⟨
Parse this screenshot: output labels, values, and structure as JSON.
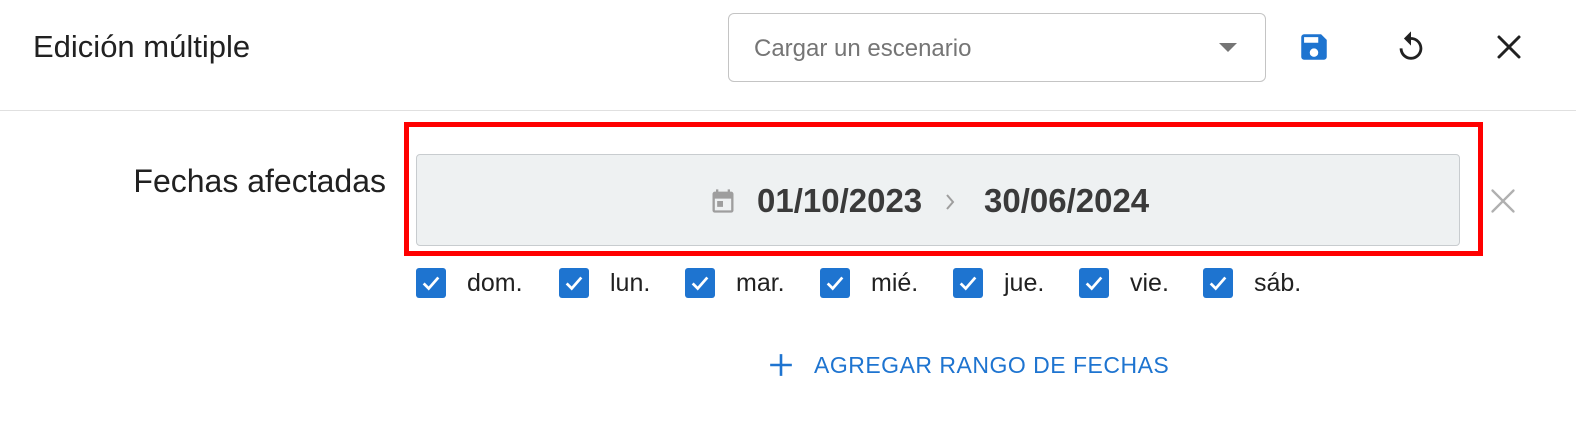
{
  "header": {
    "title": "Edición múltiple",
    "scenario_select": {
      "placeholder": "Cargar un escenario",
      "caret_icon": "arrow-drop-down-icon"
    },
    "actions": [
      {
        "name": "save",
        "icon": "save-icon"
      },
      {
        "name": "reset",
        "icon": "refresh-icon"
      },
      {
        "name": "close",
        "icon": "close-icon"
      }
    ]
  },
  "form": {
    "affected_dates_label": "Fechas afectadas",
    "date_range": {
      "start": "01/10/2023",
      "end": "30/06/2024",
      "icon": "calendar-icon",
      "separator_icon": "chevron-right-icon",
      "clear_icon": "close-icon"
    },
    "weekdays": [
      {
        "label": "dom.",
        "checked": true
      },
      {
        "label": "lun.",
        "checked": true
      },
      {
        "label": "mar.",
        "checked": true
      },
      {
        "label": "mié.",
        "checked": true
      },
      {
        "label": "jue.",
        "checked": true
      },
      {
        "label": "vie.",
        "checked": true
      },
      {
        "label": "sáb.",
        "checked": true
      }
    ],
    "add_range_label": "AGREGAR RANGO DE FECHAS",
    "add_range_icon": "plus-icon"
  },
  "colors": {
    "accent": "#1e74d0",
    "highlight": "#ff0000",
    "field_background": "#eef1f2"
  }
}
⟩
### [Task prompt]
Each record above should be copied character for character, with pictures dropped.

### [Expected answer]
Parse this screenshot: output labels, values, and structure as JSON.
{
  "header": {
    "title": "Edición múltiple",
    "scenario_select": {
      "placeholder": "Cargar un escenario",
      "caret_icon": "arrow-drop-down-icon"
    },
    "actions": [
      {
        "name": "save",
        "icon": "save-icon"
      },
      {
        "name": "reset",
        "icon": "refresh-icon"
      },
      {
        "name": "close",
        "icon": "close-icon"
      }
    ]
  },
  "form": {
    "affected_dates_label": "Fechas afectadas",
    "date_range": {
      "start": "01/10/2023",
      "end": "30/06/2024",
      "icon": "calendar-icon",
      "separator_icon": "chevron-right-icon",
      "clear_icon": "close-icon"
    },
    "weekdays": [
      {
        "label": "dom.",
        "checked": true
      },
      {
        "label": "lun.",
        "checked": true
      },
      {
        "label": "mar.",
        "checked": true
      },
      {
        "label": "mié.",
        "checked": true
      },
      {
        "label": "jue.",
        "checked": true
      },
      {
        "label": "vie.",
        "checked": true
      },
      {
        "label": "sáb.",
        "checked": true
      }
    ],
    "add_range_label": "AGREGAR RANGO DE FECHAS",
    "add_range_icon": "plus-icon"
  },
  "colors": {
    "accent": "#1e74d0",
    "highlight": "#ff0000",
    "field_background": "#eef1f2"
  }
}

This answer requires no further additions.